EXERCISE PROMPT
Read the listing below and copy out every line that holds "Cương".

[Dataset records]
───

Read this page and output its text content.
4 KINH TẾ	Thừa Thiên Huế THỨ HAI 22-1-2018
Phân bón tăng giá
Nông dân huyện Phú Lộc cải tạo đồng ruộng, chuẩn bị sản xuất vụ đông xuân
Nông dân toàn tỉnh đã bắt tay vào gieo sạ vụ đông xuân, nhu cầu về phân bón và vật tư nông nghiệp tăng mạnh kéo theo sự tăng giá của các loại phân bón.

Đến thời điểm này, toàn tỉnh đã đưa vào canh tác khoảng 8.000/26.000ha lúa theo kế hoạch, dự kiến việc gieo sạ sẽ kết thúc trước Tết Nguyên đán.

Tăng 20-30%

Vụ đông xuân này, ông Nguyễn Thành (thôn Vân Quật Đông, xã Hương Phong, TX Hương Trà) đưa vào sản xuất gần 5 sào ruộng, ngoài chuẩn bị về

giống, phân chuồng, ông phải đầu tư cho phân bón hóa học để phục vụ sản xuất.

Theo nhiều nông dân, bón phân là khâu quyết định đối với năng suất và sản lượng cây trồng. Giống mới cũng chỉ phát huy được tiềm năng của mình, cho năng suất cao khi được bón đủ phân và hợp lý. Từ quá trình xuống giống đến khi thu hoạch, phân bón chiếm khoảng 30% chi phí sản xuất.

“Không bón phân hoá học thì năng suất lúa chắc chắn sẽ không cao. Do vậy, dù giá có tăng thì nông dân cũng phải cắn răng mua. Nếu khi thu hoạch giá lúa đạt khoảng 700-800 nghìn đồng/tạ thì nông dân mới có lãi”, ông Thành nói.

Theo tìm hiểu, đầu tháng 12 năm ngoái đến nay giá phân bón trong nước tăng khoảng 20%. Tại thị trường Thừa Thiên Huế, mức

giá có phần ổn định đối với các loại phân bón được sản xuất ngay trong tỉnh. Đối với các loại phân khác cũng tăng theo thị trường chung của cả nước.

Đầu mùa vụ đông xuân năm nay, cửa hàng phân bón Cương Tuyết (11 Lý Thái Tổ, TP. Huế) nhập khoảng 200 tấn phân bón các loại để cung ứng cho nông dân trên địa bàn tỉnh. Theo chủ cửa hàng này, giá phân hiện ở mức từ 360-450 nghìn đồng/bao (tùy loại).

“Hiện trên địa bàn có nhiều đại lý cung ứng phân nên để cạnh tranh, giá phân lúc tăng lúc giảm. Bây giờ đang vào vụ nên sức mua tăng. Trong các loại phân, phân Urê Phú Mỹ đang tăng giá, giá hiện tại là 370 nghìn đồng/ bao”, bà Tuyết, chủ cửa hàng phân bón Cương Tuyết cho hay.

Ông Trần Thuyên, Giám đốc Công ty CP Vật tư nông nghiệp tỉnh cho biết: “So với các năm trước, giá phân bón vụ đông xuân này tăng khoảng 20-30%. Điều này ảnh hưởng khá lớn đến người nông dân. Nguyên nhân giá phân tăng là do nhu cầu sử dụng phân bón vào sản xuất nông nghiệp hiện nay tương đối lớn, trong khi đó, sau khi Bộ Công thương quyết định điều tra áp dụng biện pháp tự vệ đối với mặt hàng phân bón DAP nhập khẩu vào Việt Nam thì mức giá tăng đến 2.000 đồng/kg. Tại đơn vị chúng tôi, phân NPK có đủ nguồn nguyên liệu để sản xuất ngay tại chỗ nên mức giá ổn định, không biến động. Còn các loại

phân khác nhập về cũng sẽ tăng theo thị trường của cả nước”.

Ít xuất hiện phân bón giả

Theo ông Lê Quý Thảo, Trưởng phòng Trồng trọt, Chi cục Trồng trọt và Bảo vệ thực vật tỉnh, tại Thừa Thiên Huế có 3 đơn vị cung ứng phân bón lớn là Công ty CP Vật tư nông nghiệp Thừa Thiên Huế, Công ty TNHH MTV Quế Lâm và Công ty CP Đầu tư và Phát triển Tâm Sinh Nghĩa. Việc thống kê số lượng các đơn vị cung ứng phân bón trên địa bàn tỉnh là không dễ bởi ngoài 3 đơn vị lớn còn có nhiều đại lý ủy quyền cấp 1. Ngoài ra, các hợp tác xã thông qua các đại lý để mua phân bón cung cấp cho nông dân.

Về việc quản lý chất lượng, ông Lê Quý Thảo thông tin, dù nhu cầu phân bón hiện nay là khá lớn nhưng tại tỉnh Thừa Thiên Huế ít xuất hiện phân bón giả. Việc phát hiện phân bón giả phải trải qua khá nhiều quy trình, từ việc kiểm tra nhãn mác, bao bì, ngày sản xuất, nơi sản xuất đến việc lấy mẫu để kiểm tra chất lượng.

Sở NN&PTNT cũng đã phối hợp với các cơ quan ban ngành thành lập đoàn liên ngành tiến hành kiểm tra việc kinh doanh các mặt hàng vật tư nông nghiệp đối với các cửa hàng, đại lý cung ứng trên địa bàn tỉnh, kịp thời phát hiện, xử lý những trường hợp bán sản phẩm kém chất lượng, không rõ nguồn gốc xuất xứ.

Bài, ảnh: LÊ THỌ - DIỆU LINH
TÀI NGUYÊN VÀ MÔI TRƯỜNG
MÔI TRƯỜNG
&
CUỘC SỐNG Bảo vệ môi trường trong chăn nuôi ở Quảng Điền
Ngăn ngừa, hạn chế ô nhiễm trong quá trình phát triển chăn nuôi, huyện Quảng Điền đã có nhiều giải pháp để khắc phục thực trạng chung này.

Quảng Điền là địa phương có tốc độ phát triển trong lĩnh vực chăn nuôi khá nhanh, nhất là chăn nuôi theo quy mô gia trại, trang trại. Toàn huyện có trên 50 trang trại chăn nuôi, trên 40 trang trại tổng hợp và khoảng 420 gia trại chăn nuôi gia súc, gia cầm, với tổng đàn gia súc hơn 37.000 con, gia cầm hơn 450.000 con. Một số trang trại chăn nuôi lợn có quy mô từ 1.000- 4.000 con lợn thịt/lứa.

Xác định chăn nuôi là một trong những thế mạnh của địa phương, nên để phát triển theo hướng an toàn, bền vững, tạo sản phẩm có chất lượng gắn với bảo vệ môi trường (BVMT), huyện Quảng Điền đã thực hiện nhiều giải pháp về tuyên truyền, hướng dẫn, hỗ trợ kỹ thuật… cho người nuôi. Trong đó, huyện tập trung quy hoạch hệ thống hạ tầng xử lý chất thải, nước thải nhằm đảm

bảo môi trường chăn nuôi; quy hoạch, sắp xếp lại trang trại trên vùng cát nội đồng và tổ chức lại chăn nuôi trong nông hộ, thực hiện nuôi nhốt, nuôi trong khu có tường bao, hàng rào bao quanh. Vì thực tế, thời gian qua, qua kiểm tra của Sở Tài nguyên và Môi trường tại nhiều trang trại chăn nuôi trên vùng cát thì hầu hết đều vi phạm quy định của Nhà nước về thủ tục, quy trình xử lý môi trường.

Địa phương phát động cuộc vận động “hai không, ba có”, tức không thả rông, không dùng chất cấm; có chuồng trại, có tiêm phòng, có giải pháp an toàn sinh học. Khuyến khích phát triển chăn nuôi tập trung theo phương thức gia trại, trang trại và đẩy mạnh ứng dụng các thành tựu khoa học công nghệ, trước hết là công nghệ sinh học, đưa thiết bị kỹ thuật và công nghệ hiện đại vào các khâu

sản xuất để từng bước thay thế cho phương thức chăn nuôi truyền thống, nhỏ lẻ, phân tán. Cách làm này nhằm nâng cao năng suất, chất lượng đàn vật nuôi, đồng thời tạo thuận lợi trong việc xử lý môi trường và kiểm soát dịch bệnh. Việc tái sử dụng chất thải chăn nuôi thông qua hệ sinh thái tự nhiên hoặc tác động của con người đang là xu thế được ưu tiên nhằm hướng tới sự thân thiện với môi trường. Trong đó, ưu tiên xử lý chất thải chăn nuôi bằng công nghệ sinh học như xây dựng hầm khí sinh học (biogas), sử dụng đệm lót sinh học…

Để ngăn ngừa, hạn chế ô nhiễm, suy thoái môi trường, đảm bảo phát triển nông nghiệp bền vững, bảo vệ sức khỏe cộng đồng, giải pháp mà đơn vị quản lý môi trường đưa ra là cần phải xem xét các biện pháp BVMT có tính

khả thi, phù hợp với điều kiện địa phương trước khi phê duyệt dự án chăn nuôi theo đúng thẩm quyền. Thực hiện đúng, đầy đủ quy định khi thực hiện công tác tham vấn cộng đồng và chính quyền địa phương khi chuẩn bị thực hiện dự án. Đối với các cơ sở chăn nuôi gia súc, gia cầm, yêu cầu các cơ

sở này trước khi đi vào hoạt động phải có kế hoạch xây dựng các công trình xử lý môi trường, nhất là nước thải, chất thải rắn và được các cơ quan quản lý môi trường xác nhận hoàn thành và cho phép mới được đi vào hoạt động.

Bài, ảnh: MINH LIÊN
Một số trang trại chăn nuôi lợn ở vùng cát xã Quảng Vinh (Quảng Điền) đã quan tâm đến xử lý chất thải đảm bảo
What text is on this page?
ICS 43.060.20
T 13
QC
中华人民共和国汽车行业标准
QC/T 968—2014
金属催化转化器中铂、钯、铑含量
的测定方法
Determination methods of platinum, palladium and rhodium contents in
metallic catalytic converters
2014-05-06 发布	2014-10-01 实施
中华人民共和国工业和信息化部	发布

───

RESULT OF THIS EXERCISE
Đầu mùa vụ đông xuân năm nay, cửa hàng phân bón Cương Tuyết (11 Lý Thái Tổ, TP. Huế) nhập khoảng 200 tấn phân bón các loại để cung ứng cho nông dân trên địa bàn tỉnh. Theo chủ cửa hàng này, giá phân hiện ở mức từ 360-450 nghìn đồng/bao (tùy loại).
“Hiện trên địa bàn có nhiều đại lý cung ứng phân nên để cạnh tranh, giá phân lúc tăng lúc giảm. Bây giờ đang vào vụ nên sức mua tăng. Trong các loại phân, phân Urê Phú Mỹ đang tăng giá, giá hiện tại là 370 nghìn đồng/ bao”, bà Tuyết, chủ cửa hàng phân bón Cương Tuyết cho hay.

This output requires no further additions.